» **MATERIAL SHOWN**
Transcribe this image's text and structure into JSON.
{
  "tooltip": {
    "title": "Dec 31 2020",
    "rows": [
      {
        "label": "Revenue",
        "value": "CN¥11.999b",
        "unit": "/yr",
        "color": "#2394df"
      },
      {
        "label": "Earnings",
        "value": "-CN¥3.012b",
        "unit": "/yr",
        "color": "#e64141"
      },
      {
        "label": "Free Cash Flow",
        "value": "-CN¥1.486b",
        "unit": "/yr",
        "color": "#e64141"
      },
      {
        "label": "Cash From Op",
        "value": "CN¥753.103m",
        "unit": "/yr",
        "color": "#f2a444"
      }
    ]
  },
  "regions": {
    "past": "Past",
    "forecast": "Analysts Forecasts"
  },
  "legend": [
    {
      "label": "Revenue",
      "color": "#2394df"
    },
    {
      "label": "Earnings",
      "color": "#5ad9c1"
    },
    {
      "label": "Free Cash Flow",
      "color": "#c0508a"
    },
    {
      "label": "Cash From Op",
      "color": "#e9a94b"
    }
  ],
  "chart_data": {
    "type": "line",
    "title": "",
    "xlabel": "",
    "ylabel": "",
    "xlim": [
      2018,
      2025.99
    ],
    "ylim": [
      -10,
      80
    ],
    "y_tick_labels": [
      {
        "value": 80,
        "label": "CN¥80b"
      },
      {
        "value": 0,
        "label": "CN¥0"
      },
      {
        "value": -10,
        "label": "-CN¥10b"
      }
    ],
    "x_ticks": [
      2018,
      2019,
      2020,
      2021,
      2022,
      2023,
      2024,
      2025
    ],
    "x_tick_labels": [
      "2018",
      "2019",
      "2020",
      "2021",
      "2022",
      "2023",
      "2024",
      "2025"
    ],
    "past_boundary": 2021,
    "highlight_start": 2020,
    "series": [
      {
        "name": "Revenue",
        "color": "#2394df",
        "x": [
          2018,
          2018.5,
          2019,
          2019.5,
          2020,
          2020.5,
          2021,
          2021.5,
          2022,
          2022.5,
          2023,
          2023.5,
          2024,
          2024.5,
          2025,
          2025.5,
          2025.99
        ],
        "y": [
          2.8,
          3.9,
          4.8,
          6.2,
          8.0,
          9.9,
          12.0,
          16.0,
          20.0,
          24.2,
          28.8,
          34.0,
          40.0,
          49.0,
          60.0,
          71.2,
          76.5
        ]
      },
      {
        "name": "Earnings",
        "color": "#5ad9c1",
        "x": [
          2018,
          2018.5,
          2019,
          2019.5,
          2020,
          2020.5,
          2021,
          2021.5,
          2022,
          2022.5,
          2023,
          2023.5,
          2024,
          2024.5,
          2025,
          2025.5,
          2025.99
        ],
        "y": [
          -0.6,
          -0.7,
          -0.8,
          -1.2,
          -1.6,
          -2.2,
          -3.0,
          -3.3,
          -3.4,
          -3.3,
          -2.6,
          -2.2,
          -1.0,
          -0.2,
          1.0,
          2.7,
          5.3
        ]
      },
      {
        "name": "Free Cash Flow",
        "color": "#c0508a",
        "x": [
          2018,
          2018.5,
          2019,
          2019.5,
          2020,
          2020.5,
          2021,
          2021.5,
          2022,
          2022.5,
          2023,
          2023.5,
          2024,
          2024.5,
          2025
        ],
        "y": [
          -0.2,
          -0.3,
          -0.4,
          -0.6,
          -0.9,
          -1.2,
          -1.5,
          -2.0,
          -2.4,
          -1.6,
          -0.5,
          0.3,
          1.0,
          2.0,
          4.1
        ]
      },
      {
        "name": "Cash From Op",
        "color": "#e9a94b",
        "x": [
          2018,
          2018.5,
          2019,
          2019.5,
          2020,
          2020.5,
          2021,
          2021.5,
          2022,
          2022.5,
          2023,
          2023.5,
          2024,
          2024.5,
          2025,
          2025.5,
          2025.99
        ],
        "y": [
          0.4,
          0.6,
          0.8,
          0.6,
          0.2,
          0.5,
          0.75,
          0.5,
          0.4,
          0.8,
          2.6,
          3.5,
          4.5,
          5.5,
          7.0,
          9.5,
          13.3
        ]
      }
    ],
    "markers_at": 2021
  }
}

» **WRITTEN TASK**
The entries above must be returned exactly.

» **SOLVED EXERCISE**
Transcribe this image's text and structure into JSON.
{
  "tooltip": {
    "title": "Dec 31 2020",
    "rows": [
      {
        "label": "Revenue",
        "value": "CN¥11.999b",
        "unit": "/yr",
        "color": "#2394df"
      },
      {
        "label": "Earnings",
        "value": "-CN¥3.012b",
        "unit": "/yr",
        "color": "#e64141"
      },
      {
        "label": "Free Cash Flow",
        "value": "-CN¥1.486b",
        "unit": "/yr",
        "color": "#e64141"
      },
      {
        "label": "Cash From Op",
        "value": "CN¥753.103m",
        "unit": "/yr",
        "color": "#f2a444"
      }
    ]
  },
  "regions": {
    "past": "Past",
    "forecast": "Analysts Forecasts"
  },
  "legend": [
    {
      "label": "Revenue",
      "color": "#2394df"
    },
    {
      "label": "Earnings",
      "color": "#5ad9c1"
    },
    {
      "label": "Free Cash Flow",
      "color": "#c0508a"
    },
    {
      "label": "Cash From Op",
      "color": "#e9a94b"
    }
  ],
  "chart_data": {
    "type": "line",
    "title": "",
    "xlabel": "",
    "ylabel": "",
    "xlim": [
      2018,
      2025.99
    ],
    "ylim": [
      -10,
      80
    ],
    "y_tick_labels": [
      {
        "value": 80,
        "label": "CN¥80b"
      },
      {
        "value": 0,
        "label": "CN¥0"
      },
      {
        "value": -10,
        "label": "-CN¥10b"
      }
    ],
    "x_ticks": [
      2018,
      2019,
      2020,
      2021,
      2022,
      2023,
      2024,
      2025
    ],
    "x_tick_labels": [
      "2018",
      "2019",
      "2020",
      "2021",
      "2022",
      "2023",
      "2024",
      "2025"
    ],
    "past_boundary": 2021,
    "highlight_start": 2020,
    "series": [
      {
        "name": "Revenue",
        "color": "#2394df",
        "x": [
          2018,
          2018.5,
          2019,
          2019.5,
          2020,
          2020.5,
          2021,
          2021.5,
          2022,
          2022.5,
          2023,
          2023.5,
          2024,
          2024.5,
          2025,
          2025.5,
          2025.99
        ],
        "y": [
          2.8,
          3.9,
          4.8,
          6.2,
          8.0,
          9.9,
          12.0,
          16.0,
          20.0,
          24.2,
          28.8,
          34.0,
          40.0,
          49.0,
          60.0,
          71.2,
          76.5
        ]
      },
      {
        "name": "Earnings",
        "color": "#5ad9c1",
        "x": [
          2018,
          2018.5,
          2019,
          2019.5,
          2020,
          2020.5,
          2021,
          2021.5,
          2022,
          2022.5,
          2023,
          2023.5,
          2024,
          2024.5,
          2025,
          2025.5,
          2025.99
        ],
        "y": [
          -0.6,
          -0.7,
          -0.8,
          -1.2,
          -1.6,
          -2.2,
          -3.0,
          -3.3,
          -3.4,
          -3.3,
          -2.6,
          -2.2,
          -1.0,
          -0.2,
          1.0,
          2.7,
          5.3
        ]
      },
      {
        "name": "Free Cash Flow",
        "color": "#c0508a",
        "x": [
          2018,
          2018.5,
          2019,
          2019.5,
          2020,
          2020.5,
          2021,
          2021.5,
          2022,
          2022.5,
          2023,
          2023.5,
          2024,
          2024.5,
          2025
        ],
        "y": [
          -0.2,
          -0.3,
          -0.4,
          -0.6,
          -0.9,
          -1.2,
          -1.5,
          -2.0,
          -2.4,
          -1.6,
          -0.5,
          0.3,
          1.0,
          2.0,
          4.1
        ]
      },
      {
        "name": "Cash From Op",
        "color": "#e9a94b",
        "x": [
          2018,
          2018.5,
          2019,
          2019.5,
          2020,
          2020.5,
          2021,
          2021.5,
          2022,
          2022.5,
          2023,
          2023.5,
          2024,
          2024.5,
          2025,
          2025.5,
          2025.99
        ],
        "y": [
          0.4,
          0.6,
          0.8,
          0.6,
          0.2,
          0.5,
          0.75,
          0.5,
          0.4,
          0.8,
          2.6,
          3.5,
          4.5,
          5.5,
          7.0,
          9.5,
          13.3
        ]
      }
    ],
    "markers_at": 2021
  }
}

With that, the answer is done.